> _Requirements_
Transcribe every entry word for word, but skip the images.

> _Material supplied_
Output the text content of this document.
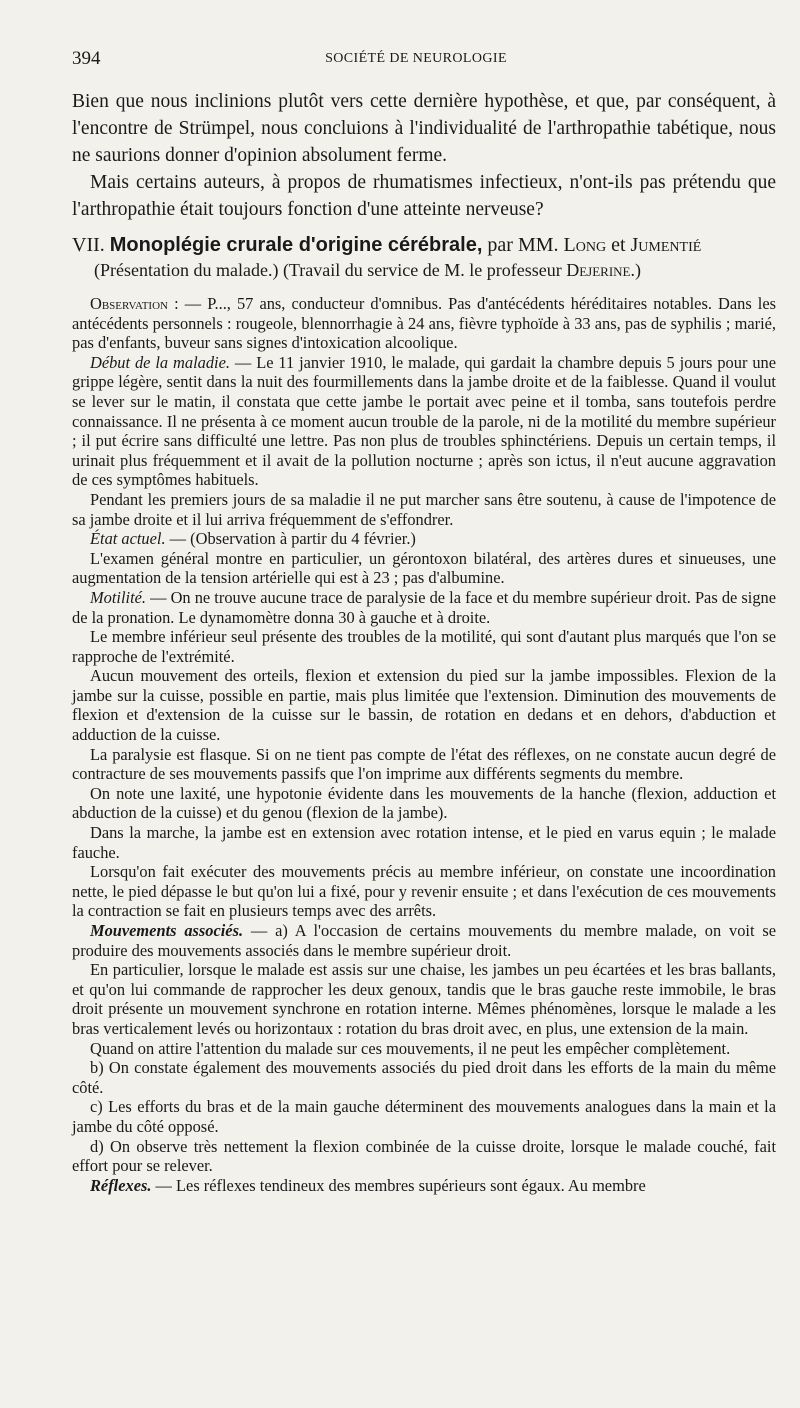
394	SOCIÉTÉ DE NEUROLOGIE

Bien que nous inclinions plutôt vers cette dernière hypothèse, et que, par conséquent, à l'encontre de Strümpel, nous concluions à l'individualité de l'arthropathie tabétique, nous ne saurions donner d'opinion absolument ferme.

Mais certains auteurs, à propos de rhumatismes infectieux, n'ont-ils pas prétendu que l'arthropathie était toujours fonction d'une atteinte nerveuse?

VII. Monoplégie crurale d'origine cérébrale, par MM. Long et Jumentié
(Présentation du malade.) (Travail du service de M. le professeur Dejerine.)

Observation : — P..., 57 ans, conducteur d'omnibus. Pas d'antécédents héréditaires notables. Dans les antécédents personnels : rougeole, blennorrhagie à 24 ans, fièvre typhoïde à 33 ans, pas de syphilis ; marié, pas d'enfants, buveur sans signes d'intoxication alcoolique.

Début de la maladie. — Le 11 janvier 1910, le malade, qui gardait la chambre depuis 5 jours pour une grippe légère, sentit dans la nuit des fourmillements dans la jambe droite et de la faiblesse. Quand il voulut se lever sur le matin, il constata que cette jambe le portait avec peine et il tomba, sans toutefois perdre connaissance. Il ne présenta à ce moment aucun trouble de la parole, ni de la motilité du membre supérieur ; il put écrire sans difficulté une lettre. Pas non plus de troubles sphinctériens. Depuis un certain temps, il urinait plus fréquemment et il avait de la pollution nocturne ; après son ictus, il n'eut aucune aggravation de ces symptômes habituels.

Pendant les premiers jours de sa maladie il ne put marcher sans être soutenu, à cause de l'impotence de sa jambe droite et il lui arriva fréquemment de s'effondrer.

État actuel. — (Observation à partir du 4 février.)

L'examen général montre en particulier, un gérontoxon bilatéral, des artères dures et sinueuses, une augmentation de la tension artérielle qui est à 23 ; pas d'albumine.

Motilité. — On ne trouve aucune trace de paralysie de la face et du membre supérieur droit. Pas de signe de la pronation. Le dynamomètre donna 30 à gauche et à droite.

Le membre inférieur seul présente des troubles de la motilité, qui sont d'autant plus marqués que l'on se rapproche de l'extrémité.

Aucun mouvement des orteils, flexion et extension du pied sur la jambe impossibles. Flexion de la jambe sur la cuisse, possible en partie, mais plus limitée que l'extension. Diminution des mouvements de flexion et d'extension de la cuisse sur le bassin, de rotation en dedans et en dehors, d'abduction et adduction de la cuisse.

La paralysie est flasque. Si on ne tient pas compte de l'état des réflexes, on ne constate aucun degré de contracture de ses mouvements passifs que l'on imprime aux différents segments du membre.

On note une laxité, une hypotonie évidente dans les mouvements de la hanche (flexion, adduction et abduction de la cuisse) et du genou (flexion de la jambe).

Dans la marche, la jambe est en extension avec rotation intense, et le pied en varus equin ; le malade fauche.

Lorsqu'on fait exécuter des mouvements précis au membre inférieur, on constate une incoordination nette, le pied dépasse le but qu'on lui a fixé, pour y revenir ensuite ; et dans l'exécution de ces mouvements la contraction se fait en plusieurs temps avec des arrêts.

Mouvements associés. — a) A l'occasion de certains mouvements du membre malade, on voit se produire des mouvements associés dans le membre supérieur droit.

En particulier, lorsque le malade est assis sur une chaise, les jambes un peu écartées et les bras ballants, et qu'on lui commande de rapprocher les deux genoux, tandis que le bras gauche reste immobile, le bras droit présente un mouvement synchrone en rotation interne. Mêmes phénomènes, lorsque le malade a les bras verticalement levés ou horizontaux : rotation du bras droit avec, en plus, une extension de la main.

Quand on attire l'attention du malade sur ces mouvements, il ne peut les empêcher complètement.

b) On constate également des mouvements associés du pied droit dans les efforts de la main du même côté.

c) Les efforts du bras et de la main gauche déterminent des mouvements analogues dans la main et la jambe du côté opposé.

d) On observe très nettement la flexion combinée de la cuisse droite, lorsque le malade couché, fait effort pour se relever.

Réflexes. — Les réflexes tendineux des membres supérieurs sont égaux. Au membre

> _Response to the task_
Output the text content of this document.
394	SOCIÉTÉ DE NEUROLOGIE

Bien que nous inclinions plutôt vers cette dernière hypothèse, et que, par conséquent, à l'encontre de Strümpel, nous concluions à l'individualité de l'arthropathie tabétique, nous ne saurions donner d'opinion absolument ferme.

Mais certains auteurs, à propos de rhumatismes infectieux, n'ont-ils pas prétendu que l'arthropathie était toujours fonction d'une atteinte nerveuse?

VII. Monoplégie crurale d'origine cérébrale, par MM. Long et Jumentié
(Présentation du malade.) (Travail du service de M. le professeur Dejerine.)

Observation : — P..., 57 ans, conducteur d'omnibus. Pas d'antécédents héréditaires notables. Dans les antécédents personnels : rougeole, blennorrhagie à 24 ans, fièvre typhoïde à 33 ans, pas de syphilis ; marié, pas d'enfants, buveur sans signes d'intoxication alcoolique.

Début de la maladie. — Le 11 janvier 1910, le malade, qui gardait la chambre depuis 5 jours pour une grippe légère, sentit dans la nuit des fourmillements dans la jambe droite et de la faiblesse. Quand il voulut se lever sur le matin, il constata que cette jambe le portait avec peine et il tomba, sans toutefois perdre connaissance. Il ne présenta à ce moment aucun trouble de la parole, ni de la motilité du membre supérieur ; il put écrire sans difficulté une lettre. Pas non plus de troubles sphinctériens. Depuis un certain temps, il urinait plus fréquemment et il avait de la pollution nocturne ; après son ictus, il n'eut aucune aggravation de ces symptômes habituels.

Pendant les premiers jours de sa maladie il ne put marcher sans être soutenu, à cause de l'impotence de sa jambe droite et il lui arriva fréquemment de s'effondrer.

État actuel. — (Observation à partir du 4 février.)

L'examen général montre en particulier, un gérontoxon bilatéral, des artères dures et sinueuses, une augmentation de la tension artérielle qui est à 23 ; pas d'albumine.

Motilité. — On ne trouve aucune trace de paralysie de la face et du membre supérieur droit. Pas de signe de la pronation. Le dynamomètre donna 30 à gauche et à droite.

Le membre inférieur seul présente des troubles de la motilité, qui sont d'autant plus marqués que l'on se rapproche de l'extrémité.

Aucun mouvement des orteils, flexion et extension du pied sur la jambe impossibles. Flexion de la jambe sur la cuisse, possible en partie, mais plus limitée que l'extension. Diminution des mouvements de flexion et d'extension de la cuisse sur le bassin, de rotation en dedans et en dehors, d'abduction et adduction de la cuisse.

La paralysie est flasque. Si on ne tient pas compte de l'état des réflexes, on ne constate aucun degré de contracture de ses mouvements passifs que l'on imprime aux différents segments du membre.

On note une laxité, une hypotonie évidente dans les mouvements de la hanche (flexion, adduction et abduction de la cuisse) et du genou (flexion de la jambe).

Dans la marche, la jambe est en extension avec rotation intense, et le pied en varus equin ; le malade fauche.

Lorsqu'on fait exécuter des mouvements précis au membre inférieur, on constate une incoordination nette, le pied dépasse le but qu'on lui a fixé, pour y revenir ensuite ; et dans l'exécution de ces mouvements la contraction se fait en plusieurs temps avec des arrêts.

Mouvements associés. — a) A l'occasion de certains mouvements du membre malade, on voit se produire des mouvements associés dans le membre supérieur droit.

En particulier, lorsque le malade est assis sur une chaise, les jambes un peu écartées et les bras ballants, et qu'on lui commande de rapprocher les deux genoux, tandis que le bras gauche reste immobile, le bras droit présente un mouvement synchrone en rotation interne. Mêmes phénomènes, lorsque le malade a les bras verticalement levés ou horizontaux : rotation du bras droit avec, en plus, une extension de la main.

Quand on attire l'attention du malade sur ces mouvements, il ne peut les empêcher complètement.

b) On constate également des mouvements associés du pied droit dans les efforts de la main du même côté.

c) Les efforts du bras et de la main gauche déterminent des mouvements analogues dans la main et la jambe du côté opposé.

d) On observe très nettement la flexion combinée de la cuisse droite, lorsque le malade couché, fait effort pour se relever.

Réflexes. — Les réflexes tendineux des membres supérieurs sont égaux. Au membre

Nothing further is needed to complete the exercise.